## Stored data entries
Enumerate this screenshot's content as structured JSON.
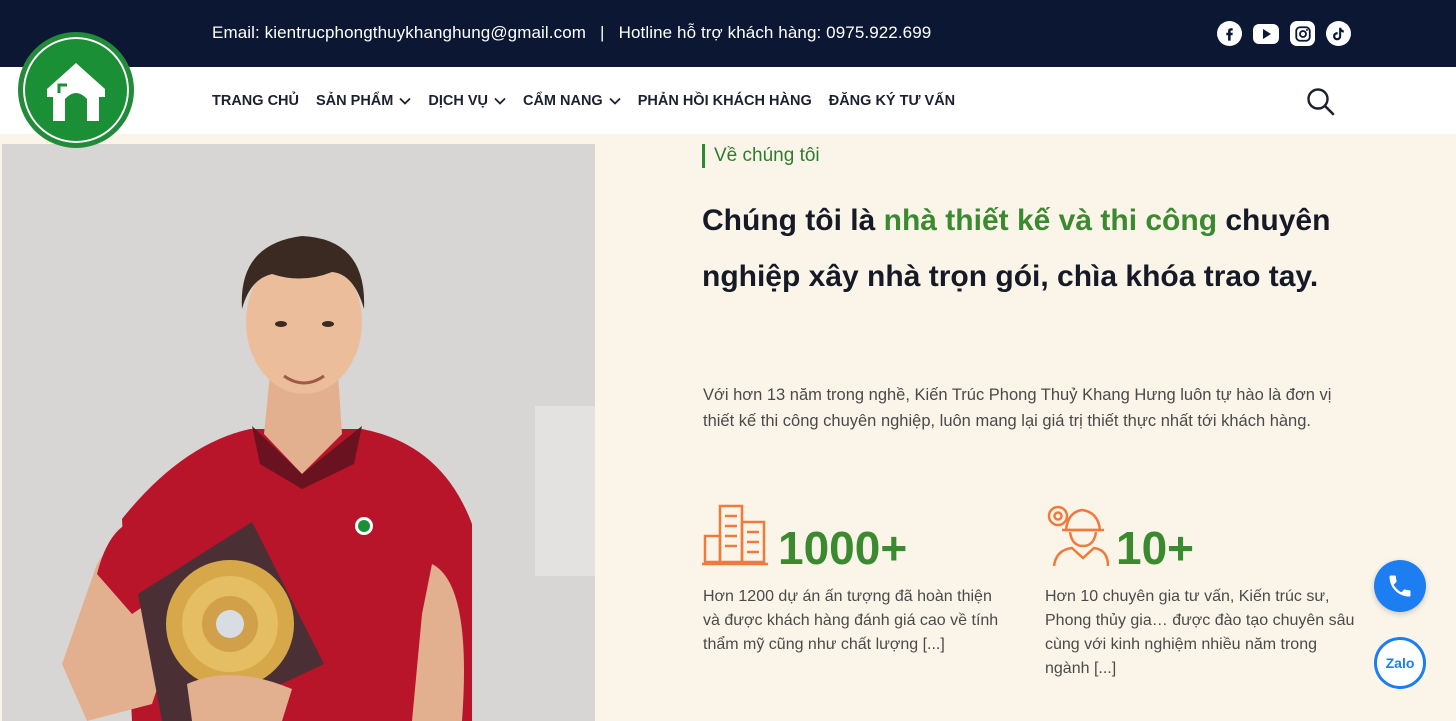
{
  "topbar": {
    "email": "Email: kientrucphongthuykhanghung@gmail.com",
    "separator": "|",
    "hotline": "Hotline hỗ trợ khách hàng: 0975.922.699",
    "social_icons": [
      "facebook-icon",
      "youtube-icon",
      "instagram-icon",
      "tiktok-icon"
    ]
  },
  "nav": {
    "items": [
      {
        "label": "TRANG CHỦ",
        "dropdown": false
      },
      {
        "label": "SẢN PHẨM",
        "dropdown": true
      },
      {
        "label": "DỊCH VỤ",
        "dropdown": true
      },
      {
        "label": "CẨM NANG",
        "dropdown": true
      },
      {
        "label": "PHẢN HỒI KHÁCH HÀNG",
        "dropdown": false
      },
      {
        "label": "ĐĂNG KÝ TƯ VẤN",
        "dropdown": false
      }
    ]
  },
  "hero": {
    "eyebrow": "Về chúng tôi",
    "headline_pre": "Chúng tôi là ",
    "headline_highlight": "nhà thiết kế và thi công",
    "headline_post": " chuyên nghiệp xây nhà trọn gói, chìa khóa trao tay.",
    "intro": "Với hơn 13 năm trong nghề, Kiến Trúc Phong Thuỷ Khang Hưng luôn tự hào là đơn vị thiết kế thi công chuyên nghiệp, luôn mang lại giá trị thiết thực nhất tới khách hàng.",
    "stats": [
      {
        "number": "1000+",
        "icon": "buildings-icon",
        "desc": "Hơn 1200 dự án ấn tượng đã hoàn thiện và được khách hàng đánh giá cao về tính thẩm mỹ cũng như chất lượng [...]"
      },
      {
        "number": "10+",
        "icon": "engineer-icon",
        "desc": "Hơn 10 chuyên gia tư vấn, Kiến trúc sư, Phong thủy gia… được đào tạo chuyên sâu cùng với kinh nghiệm nhiều năm trong ngành [...]"
      }
    ]
  },
  "floating": {
    "zalo_label": "Zalo"
  },
  "colors": {
    "topbar": "#0b1733",
    "accent_green": "#3b8a30",
    "hero_bg": "#fbf5e9",
    "call_blue": "#1c7ef0"
  }
}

## Exercise brief
How many lines in the listing above contain "công"? Answer with the number alone.

## Task solution
2